Layout region records

★ ★ ★ ★ ★ ★ ★

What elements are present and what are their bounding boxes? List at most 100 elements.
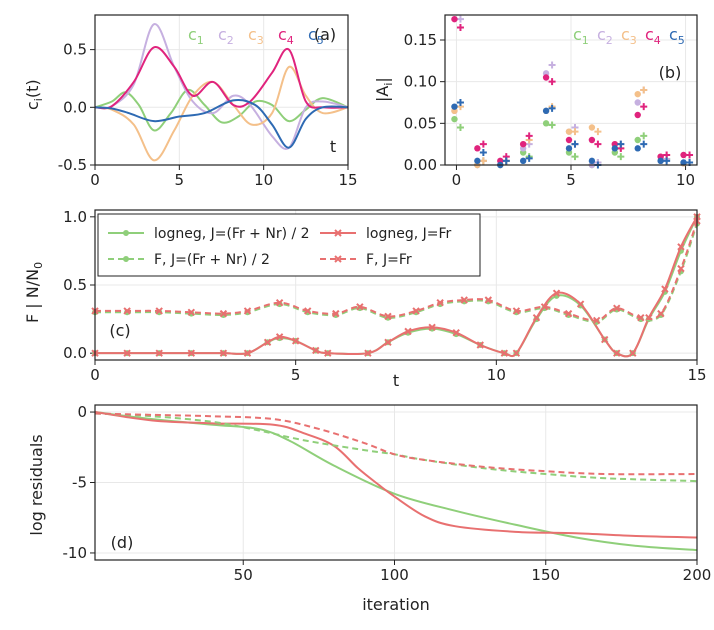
series-marker-x: [532, 314, 541, 322]
dot-c4: [588, 136, 596, 144]
panel-c-xtick-label: 10: [487, 366, 506, 384]
residual-line: [94, 411, 698, 552]
panel-c-xtick-label: 0: [90, 366, 100, 384]
dot-c4: [542, 74, 550, 81]
panel-b-xtick-label: 10: [676, 171, 695, 189]
series-marker-x: [275, 299, 284, 307]
series-marker-x: [500, 349, 509, 357]
series-marker-x: [243, 349, 252, 357]
panel-b-label: (b): [659, 63, 682, 82]
panel-d-frame: [94, 404, 698, 561]
panel-a-xtick-label: 5: [175, 171, 185, 189]
panel-c-ylabel: F | N/N0: [23, 262, 45, 323]
residual-line: [94, 411, 698, 539]
panel-a-label: (a): [314, 25, 336, 44]
series-c1-line: [94, 88, 349, 132]
series-marker-x: [155, 349, 163, 357]
dot-c3: [634, 90, 641, 98]
plus-c5: [479, 149, 487, 156]
panel-d-xtick-label: 200: [683, 566, 712, 584]
panel-a-xtick-label: 0: [90, 171, 100, 189]
plus-c3: [594, 128, 602, 136]
series-marker-x: [219, 309, 228, 318]
plus-c2: [548, 61, 556, 69]
series-marker-x: [275, 333, 284, 341]
series-marker-x: [187, 349, 196, 357]
dot-c2: [634, 99, 641, 106]
dot-c5: [657, 157, 664, 165]
panel-d-ylabel-text: log residuals: [27, 434, 46, 535]
series-marker-x: [452, 329, 460, 337]
dot-c5: [634, 145, 641, 152]
dot-c5: [588, 157, 596, 165]
dot-c4: [519, 140, 527, 148]
legend-c5: c5: [308, 25, 324, 47]
plus-c1: [617, 153, 625, 161]
panel-b-ylabel-text: |Ai|: [373, 77, 395, 102]
panel-c-legend: logneg, J=(Fr + Nr) / 2 logneg, J=Fr F, J=…: [97, 213, 481, 277]
dot-c4: [634, 111, 641, 119]
series-marker-x: [613, 349, 621, 357]
legend-marker-x: [334, 229, 342, 237]
panel-d-label: (d): [111, 533, 134, 552]
panel-b-xtick-label: 0: [452, 171, 462, 189]
panel-c-ytick-label: 0.0: [63, 344, 87, 362]
legend-label: logneg, J=Fr: [366, 226, 452, 242]
panel-c-xtick-label: 5: [291, 366, 301, 384]
panel-c-frame: [94, 209, 698, 361]
panel-c-xlabel: t: [393, 371, 399, 390]
panel-a-xtick-label: 15: [338, 171, 357, 189]
legend-c3: c3: [248, 25, 264, 47]
plus-c5: [617, 140, 625, 148]
panel-a-ylabel-text: ci(t): [23, 79, 45, 110]
plus-c4: [640, 103, 648, 111]
plus-c4: [686, 151, 694, 159]
plus-c5: [502, 157, 510, 165]
panel-d-xtick-label: 150: [531, 566, 560, 584]
panel-b-ytick-label: 0.10: [404, 73, 437, 91]
legend-c5: c5: [669, 25, 685, 47]
plus-c5: [525, 154, 533, 162]
panel-b-frame: [444, 14, 698, 166]
dot-c1: [542, 120, 550, 127]
residual-line: [94, 412, 698, 483]
series-marker-x: [123, 349, 131, 357]
legend-marker-dot: [123, 230, 129, 236]
legend-marker-x: [334, 255, 342, 263]
series-marker-x: [436, 299, 444, 307]
plus-c5: [456, 99, 464, 106]
plus-c5: [663, 157, 671, 165]
legend-c1: c1: [188, 25, 204, 47]
panel-d-xtick-label: 100: [380, 566, 409, 584]
plus-c3: [640, 86, 648, 94]
panel-c-label: (c): [109, 321, 130, 340]
panel-d: 50 100 150 200 0 -5 -10 (d) iteration log residua…: [27, 403, 711, 614]
panel-a-ytick-label: 0.0: [63, 98, 87, 116]
series-marker-x: [600, 335, 609, 344]
series-marker-x: [677, 264, 685, 273]
series-marker-x: [384, 312, 392, 321]
dot-c5: [680, 159, 687, 166]
series-marker-x: [540, 303, 549, 311]
dot-c1: [634, 136, 641, 144]
plus-c4: [594, 140, 602, 148]
dot-c5: [451, 103, 458, 110]
dot-c3: [565, 128, 573, 135]
series-marker-x: [187, 308, 196, 316]
plus-c4: [456, 24, 464, 31]
panel-c-ylabel-text: F | N/N0: [23, 262, 45, 323]
series-marker-x: [592, 316, 601, 325]
legend-c2: c2: [218, 25, 234, 47]
series-marker-x: [428, 323, 436, 331]
series-line: [94, 220, 698, 322]
legend-c3: c3: [621, 25, 637, 47]
panel-b-ytick-label: 0.15: [404, 31, 437, 49]
dot-c5: [611, 145, 619, 152]
panel-b-ytick-label: 0.00: [404, 156, 437, 174]
panel-b-ytick-label: 0.05: [404, 114, 437, 132]
panel-b-ylabel: |Ai|: [373, 77, 395, 102]
panel-d-ytick-label: -5: [72, 474, 87, 492]
plus-c1: [548, 121, 556, 129]
plus-c5: [571, 140, 579, 148]
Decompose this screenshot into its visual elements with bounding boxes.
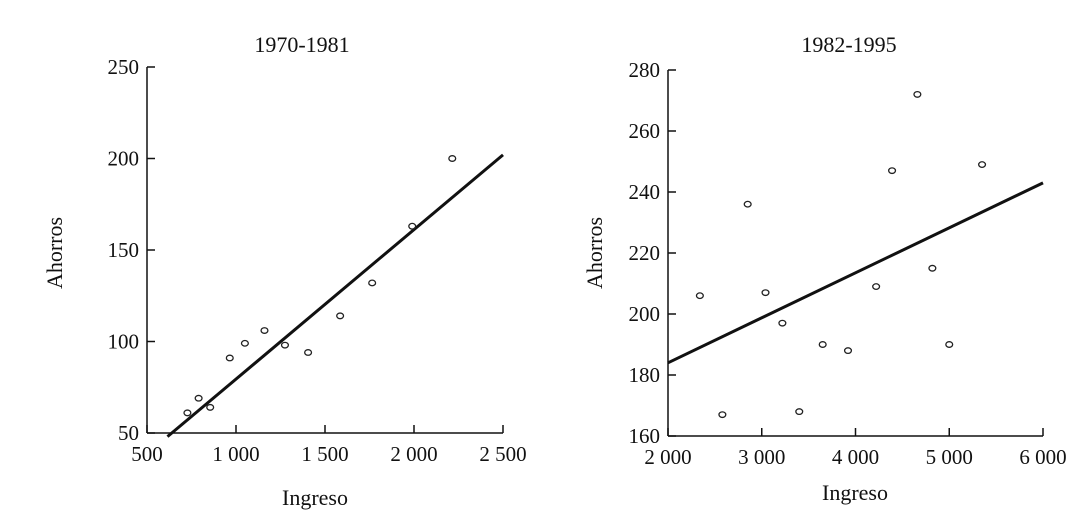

★ ★ ★ ★ ★ ★ ★

→ Work required
How many lines of the rows above contain the string "ylabel"? Reply with the number alone.

→ Finished exercise
6